Exercise details: Repeat the material below exactly, with no pictures.

Available records:
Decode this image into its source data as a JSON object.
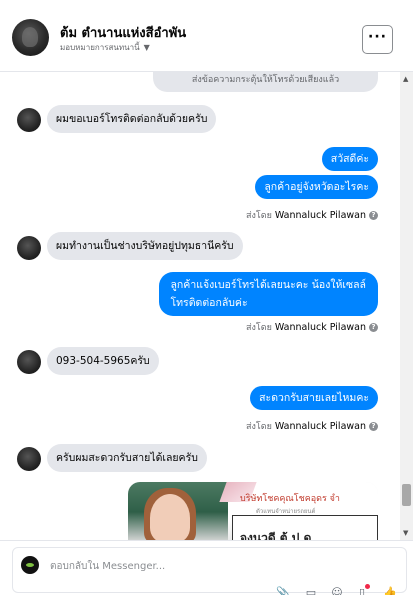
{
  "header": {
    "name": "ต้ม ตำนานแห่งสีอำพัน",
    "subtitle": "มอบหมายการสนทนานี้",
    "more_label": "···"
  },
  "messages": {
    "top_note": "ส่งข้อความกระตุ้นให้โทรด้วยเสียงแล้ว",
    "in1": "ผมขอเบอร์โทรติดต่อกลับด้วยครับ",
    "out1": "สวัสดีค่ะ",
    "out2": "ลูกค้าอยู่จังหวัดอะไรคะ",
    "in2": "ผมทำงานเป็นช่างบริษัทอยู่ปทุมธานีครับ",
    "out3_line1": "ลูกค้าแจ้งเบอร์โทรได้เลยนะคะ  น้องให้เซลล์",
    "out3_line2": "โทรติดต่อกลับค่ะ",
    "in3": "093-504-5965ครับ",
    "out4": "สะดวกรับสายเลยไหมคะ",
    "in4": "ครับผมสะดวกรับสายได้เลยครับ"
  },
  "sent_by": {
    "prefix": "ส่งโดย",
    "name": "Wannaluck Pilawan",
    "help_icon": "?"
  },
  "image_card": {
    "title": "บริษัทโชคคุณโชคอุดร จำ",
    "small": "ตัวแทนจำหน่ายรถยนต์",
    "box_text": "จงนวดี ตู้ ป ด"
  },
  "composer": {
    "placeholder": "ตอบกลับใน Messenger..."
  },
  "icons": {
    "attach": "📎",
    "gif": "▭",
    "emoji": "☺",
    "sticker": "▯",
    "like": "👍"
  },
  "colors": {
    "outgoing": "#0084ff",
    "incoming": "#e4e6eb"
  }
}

Task solution:
Decode this image into its source data as a JSON object.
{
  "header": {
    "name": "ต้ม ตำนานแห่งสีอำพัน",
    "subtitle": "มอบหมายการสนทนานี้",
    "more_label": "···"
  },
  "messages": {
    "top_note": "ส่งข้อความกระตุ้นให้โทรด้วยเสียงแล้ว",
    "in1": "ผมขอเบอร์โทรติดต่อกลับด้วยครับ",
    "out1": "สวัสดีค่ะ",
    "out2": "ลูกค้าอยู่จังหวัดอะไรคะ",
    "in2": "ผมทำงานเป็นช่างบริษัทอยู่ปทุมธานีครับ",
    "out3_line1": "ลูกค้าแจ้งเบอร์โทรได้เลยนะคะ  น้องให้เซลล์",
    "out3_line2": "โทรติดต่อกลับค่ะ",
    "in3": "093-504-5965ครับ",
    "out4": "สะดวกรับสายเลยไหมคะ",
    "in4": "ครับผมสะดวกรับสายได้เลยครับ"
  },
  "sent_by": {
    "prefix": "ส่งโดย",
    "name": "Wannaluck Pilawan",
    "help_icon": "?"
  },
  "image_card": {
    "title": "บริษัทโชคคุณโชคอุดร จำ",
    "small": "ตัวแทนจำหน่ายรถยนต์",
    "box_text": "จงนวดี ตู้ ป ด"
  },
  "composer": {
    "placeholder": "ตอบกลับใน Messenger..."
  },
  "icons": {
    "attach": "📎",
    "gif": "▭",
    "emoji": "☺",
    "sticker": "▯",
    "like": "👍"
  },
  "colors": {
    "outgoing": "#0084ff",
    "incoming": "#e4e6eb"
  }
}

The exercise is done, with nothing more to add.